>> begin Records provided

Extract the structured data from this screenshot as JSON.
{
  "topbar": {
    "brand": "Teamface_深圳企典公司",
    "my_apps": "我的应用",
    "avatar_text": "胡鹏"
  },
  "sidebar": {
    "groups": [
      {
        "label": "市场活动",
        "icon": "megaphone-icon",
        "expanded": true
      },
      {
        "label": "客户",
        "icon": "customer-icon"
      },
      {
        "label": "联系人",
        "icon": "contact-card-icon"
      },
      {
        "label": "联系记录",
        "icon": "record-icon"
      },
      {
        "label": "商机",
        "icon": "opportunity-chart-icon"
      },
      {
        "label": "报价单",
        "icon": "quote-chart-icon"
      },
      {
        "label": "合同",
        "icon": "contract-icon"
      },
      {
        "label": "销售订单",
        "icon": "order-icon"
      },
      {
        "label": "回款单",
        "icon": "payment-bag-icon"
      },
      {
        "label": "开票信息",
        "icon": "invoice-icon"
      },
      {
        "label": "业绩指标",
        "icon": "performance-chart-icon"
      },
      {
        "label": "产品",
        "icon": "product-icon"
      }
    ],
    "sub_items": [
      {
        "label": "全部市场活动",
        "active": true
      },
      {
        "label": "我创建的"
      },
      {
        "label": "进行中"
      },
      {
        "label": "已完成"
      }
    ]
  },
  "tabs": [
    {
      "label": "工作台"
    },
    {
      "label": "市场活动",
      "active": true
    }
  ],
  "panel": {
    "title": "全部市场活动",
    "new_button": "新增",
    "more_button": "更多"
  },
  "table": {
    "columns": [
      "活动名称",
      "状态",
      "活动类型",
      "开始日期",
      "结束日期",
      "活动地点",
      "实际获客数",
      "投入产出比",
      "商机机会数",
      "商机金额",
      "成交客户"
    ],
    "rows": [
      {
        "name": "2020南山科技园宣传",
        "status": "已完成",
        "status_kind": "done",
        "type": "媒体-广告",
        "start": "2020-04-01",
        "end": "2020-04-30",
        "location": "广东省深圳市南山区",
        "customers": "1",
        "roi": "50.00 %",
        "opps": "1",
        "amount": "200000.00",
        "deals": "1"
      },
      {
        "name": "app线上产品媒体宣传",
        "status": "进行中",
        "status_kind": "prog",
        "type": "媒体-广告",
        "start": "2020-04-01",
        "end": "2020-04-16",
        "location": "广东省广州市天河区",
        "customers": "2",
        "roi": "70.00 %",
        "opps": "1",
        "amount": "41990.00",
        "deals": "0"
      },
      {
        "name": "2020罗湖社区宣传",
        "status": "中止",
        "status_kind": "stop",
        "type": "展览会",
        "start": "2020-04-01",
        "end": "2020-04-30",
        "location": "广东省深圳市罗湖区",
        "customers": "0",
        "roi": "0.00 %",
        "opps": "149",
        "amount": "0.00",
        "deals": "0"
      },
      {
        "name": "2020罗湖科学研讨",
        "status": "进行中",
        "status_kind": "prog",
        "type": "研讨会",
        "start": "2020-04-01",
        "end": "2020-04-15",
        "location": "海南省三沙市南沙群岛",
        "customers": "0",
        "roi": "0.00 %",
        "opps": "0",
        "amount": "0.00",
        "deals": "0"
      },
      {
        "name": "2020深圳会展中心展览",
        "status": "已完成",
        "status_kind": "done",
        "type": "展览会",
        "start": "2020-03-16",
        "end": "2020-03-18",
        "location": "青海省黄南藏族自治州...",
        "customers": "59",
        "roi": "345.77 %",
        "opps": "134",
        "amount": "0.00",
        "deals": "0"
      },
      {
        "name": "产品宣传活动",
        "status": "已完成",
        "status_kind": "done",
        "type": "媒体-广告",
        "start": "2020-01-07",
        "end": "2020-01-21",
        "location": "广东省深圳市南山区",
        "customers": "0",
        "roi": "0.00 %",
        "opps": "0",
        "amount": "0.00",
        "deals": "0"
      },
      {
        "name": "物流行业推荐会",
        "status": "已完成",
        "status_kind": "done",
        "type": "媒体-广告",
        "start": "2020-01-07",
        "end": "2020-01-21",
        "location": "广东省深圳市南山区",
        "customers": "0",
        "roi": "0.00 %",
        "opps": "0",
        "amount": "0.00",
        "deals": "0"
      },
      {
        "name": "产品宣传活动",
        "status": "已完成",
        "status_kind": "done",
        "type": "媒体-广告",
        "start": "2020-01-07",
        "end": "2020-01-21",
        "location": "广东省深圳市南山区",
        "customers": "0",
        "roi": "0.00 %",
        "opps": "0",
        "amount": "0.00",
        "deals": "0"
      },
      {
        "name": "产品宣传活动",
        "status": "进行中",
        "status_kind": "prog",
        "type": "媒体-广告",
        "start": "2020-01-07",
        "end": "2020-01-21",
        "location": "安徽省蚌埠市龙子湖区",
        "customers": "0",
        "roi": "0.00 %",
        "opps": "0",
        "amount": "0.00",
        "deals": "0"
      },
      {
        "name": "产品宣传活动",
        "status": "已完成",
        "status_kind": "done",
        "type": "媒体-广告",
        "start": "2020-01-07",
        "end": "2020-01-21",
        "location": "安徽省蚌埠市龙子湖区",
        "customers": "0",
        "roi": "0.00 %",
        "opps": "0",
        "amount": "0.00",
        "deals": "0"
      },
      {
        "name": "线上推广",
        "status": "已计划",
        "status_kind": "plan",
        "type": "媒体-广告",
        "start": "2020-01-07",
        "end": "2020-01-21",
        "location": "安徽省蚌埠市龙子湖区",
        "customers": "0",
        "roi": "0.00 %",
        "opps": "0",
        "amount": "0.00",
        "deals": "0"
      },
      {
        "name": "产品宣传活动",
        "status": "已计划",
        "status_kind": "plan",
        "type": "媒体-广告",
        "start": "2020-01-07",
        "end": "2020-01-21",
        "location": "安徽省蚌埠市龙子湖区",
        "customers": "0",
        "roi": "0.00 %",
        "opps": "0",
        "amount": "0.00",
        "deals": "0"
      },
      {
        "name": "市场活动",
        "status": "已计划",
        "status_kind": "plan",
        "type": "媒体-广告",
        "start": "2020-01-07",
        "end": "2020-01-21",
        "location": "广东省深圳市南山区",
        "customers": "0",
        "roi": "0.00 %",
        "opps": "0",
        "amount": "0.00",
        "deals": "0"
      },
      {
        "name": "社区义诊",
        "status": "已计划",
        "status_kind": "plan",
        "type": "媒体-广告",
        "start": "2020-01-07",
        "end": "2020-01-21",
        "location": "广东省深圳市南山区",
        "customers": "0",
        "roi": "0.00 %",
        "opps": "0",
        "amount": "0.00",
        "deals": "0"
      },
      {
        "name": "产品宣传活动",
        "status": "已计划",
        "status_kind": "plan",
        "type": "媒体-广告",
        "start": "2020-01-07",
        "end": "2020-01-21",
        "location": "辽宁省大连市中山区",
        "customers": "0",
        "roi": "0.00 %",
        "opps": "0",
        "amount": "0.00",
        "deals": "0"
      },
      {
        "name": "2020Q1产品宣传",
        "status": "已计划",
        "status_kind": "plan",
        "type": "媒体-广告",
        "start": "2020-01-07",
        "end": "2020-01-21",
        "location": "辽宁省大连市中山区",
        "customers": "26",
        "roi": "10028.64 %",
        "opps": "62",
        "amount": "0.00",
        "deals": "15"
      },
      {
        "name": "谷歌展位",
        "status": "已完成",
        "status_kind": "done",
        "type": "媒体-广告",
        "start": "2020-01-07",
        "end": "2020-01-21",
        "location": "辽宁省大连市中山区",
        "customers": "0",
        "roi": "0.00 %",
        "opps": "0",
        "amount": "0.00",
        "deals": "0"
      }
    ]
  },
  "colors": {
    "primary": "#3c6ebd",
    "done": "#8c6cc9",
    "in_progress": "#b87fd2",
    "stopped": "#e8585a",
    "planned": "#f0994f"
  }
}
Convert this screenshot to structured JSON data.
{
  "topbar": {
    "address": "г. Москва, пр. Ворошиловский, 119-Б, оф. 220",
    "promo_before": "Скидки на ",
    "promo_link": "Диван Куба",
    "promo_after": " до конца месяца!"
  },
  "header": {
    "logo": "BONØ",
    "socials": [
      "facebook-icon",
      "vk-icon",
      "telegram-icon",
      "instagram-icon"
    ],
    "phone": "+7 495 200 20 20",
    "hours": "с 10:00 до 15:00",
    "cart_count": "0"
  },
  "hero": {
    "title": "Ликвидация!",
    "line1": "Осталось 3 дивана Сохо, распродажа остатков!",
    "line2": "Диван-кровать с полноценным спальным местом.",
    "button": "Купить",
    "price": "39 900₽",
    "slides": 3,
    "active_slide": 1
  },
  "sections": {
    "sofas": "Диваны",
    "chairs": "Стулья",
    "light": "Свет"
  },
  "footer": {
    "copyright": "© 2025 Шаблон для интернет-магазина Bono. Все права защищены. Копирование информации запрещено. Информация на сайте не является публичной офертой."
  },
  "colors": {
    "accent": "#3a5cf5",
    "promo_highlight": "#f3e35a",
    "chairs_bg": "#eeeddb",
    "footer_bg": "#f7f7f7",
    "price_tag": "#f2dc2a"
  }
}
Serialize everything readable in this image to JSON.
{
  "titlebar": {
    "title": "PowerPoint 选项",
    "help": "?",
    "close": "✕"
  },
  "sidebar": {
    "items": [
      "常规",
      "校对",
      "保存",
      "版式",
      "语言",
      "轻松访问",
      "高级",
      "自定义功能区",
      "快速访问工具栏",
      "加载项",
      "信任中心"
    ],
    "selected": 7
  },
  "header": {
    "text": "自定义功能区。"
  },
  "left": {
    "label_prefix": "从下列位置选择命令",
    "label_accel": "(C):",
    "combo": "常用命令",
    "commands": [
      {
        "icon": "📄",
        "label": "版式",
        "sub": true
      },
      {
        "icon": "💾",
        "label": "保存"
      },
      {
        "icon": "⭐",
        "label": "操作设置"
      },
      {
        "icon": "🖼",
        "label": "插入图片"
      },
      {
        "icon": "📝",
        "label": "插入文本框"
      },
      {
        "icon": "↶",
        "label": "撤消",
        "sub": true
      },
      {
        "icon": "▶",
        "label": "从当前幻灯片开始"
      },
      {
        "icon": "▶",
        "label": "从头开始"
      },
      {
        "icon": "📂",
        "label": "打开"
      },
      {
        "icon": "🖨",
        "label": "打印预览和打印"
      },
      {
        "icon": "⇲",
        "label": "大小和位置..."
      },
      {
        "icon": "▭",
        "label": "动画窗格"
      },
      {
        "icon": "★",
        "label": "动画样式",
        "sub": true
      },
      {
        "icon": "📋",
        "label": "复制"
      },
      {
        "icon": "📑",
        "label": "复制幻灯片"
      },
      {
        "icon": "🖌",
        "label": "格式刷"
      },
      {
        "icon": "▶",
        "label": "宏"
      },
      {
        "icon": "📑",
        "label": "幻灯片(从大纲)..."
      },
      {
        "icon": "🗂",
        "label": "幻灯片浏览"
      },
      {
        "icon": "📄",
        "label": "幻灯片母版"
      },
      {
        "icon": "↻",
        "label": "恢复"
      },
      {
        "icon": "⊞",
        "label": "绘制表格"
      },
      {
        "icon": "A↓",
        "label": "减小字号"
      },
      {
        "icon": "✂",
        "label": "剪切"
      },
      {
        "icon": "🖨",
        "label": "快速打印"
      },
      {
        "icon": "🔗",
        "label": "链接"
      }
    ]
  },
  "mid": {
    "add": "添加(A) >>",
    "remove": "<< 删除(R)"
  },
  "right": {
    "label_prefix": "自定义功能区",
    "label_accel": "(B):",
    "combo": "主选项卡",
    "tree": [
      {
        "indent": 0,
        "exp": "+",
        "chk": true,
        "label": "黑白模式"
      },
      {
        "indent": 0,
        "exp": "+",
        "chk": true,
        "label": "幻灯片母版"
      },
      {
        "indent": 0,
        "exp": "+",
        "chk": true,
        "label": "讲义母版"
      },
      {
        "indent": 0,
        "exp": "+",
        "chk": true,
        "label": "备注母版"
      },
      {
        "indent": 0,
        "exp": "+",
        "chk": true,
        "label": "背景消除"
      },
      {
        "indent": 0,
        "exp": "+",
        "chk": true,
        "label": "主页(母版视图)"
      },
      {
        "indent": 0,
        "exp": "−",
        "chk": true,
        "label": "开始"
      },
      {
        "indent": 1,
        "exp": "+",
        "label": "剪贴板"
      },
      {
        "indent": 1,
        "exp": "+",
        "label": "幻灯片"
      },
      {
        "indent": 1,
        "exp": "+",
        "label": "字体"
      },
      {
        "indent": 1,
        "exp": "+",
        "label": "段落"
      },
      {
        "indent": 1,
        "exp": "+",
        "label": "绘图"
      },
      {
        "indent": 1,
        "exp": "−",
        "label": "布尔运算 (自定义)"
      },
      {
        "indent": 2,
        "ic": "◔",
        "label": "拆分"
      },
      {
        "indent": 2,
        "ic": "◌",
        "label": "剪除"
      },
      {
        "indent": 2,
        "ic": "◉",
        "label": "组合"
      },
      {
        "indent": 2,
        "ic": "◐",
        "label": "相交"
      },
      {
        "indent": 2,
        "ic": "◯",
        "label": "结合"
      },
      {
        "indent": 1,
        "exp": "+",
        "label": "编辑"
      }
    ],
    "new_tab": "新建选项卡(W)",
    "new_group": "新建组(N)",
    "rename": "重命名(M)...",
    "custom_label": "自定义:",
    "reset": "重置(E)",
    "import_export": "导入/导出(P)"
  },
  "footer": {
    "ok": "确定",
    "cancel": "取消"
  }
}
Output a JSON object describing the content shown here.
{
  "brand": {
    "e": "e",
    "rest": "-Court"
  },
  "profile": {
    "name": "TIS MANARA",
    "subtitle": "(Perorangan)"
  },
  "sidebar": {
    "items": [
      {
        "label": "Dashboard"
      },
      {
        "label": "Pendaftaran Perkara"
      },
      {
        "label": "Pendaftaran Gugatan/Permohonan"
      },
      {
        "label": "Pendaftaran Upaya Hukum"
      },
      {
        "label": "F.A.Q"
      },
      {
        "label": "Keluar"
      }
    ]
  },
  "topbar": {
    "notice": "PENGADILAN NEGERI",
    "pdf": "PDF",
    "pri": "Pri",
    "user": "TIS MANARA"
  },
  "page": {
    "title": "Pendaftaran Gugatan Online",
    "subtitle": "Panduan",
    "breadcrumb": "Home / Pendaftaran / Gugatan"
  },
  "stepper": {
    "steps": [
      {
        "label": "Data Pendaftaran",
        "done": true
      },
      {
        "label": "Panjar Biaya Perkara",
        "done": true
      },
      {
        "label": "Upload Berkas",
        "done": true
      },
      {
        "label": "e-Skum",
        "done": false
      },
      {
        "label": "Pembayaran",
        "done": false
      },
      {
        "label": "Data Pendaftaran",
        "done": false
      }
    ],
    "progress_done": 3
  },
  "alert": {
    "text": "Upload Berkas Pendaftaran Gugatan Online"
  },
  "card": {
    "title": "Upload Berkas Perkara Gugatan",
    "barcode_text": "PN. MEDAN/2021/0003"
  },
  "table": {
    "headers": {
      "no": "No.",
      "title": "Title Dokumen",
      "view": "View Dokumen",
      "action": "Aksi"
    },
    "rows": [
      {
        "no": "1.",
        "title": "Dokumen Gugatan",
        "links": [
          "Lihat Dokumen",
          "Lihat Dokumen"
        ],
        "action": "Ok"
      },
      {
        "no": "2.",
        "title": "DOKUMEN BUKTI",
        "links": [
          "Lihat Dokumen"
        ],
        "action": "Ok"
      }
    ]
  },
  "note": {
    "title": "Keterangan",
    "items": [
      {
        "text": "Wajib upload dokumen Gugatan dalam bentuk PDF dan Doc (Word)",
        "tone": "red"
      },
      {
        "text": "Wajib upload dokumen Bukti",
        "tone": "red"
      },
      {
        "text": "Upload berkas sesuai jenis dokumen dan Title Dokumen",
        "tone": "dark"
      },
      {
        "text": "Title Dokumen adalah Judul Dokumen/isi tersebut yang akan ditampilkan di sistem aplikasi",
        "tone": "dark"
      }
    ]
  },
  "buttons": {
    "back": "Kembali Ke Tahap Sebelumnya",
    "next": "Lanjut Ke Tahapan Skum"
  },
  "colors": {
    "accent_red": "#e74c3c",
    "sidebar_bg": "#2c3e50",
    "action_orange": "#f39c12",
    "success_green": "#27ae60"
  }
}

>> end Records provided

> **Written exercise**
Lines that include the word "Online" are to be extracted from the data above.

> **Exercise response**
    "title": "Pendaftaran Gugatan Online",
    "text": "Upload Berkas Pendaftaran Gugatan Online"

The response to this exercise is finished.